TASK TO COMPLETE: Find and copy each line of the records where the string "IPPU" shows up.

>> Start LISTED ENTRIES

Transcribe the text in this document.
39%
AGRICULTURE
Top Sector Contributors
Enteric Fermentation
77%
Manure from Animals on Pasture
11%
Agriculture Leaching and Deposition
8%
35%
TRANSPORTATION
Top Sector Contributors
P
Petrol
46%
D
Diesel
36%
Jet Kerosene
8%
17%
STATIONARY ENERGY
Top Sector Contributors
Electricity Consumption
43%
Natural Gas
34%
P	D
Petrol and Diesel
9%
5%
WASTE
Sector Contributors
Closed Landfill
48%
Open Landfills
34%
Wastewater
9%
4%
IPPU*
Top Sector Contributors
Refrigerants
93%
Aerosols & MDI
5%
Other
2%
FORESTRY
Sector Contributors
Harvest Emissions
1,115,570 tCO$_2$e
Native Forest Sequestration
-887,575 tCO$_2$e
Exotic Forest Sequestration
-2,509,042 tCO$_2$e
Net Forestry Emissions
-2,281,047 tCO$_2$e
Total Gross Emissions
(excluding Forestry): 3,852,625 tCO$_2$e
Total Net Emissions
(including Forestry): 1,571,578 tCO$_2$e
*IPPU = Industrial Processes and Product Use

>> End LISTED ENTRIES

ANSWER BELOW:
IPPU*
*IPPU = Industrial Processes and Product Use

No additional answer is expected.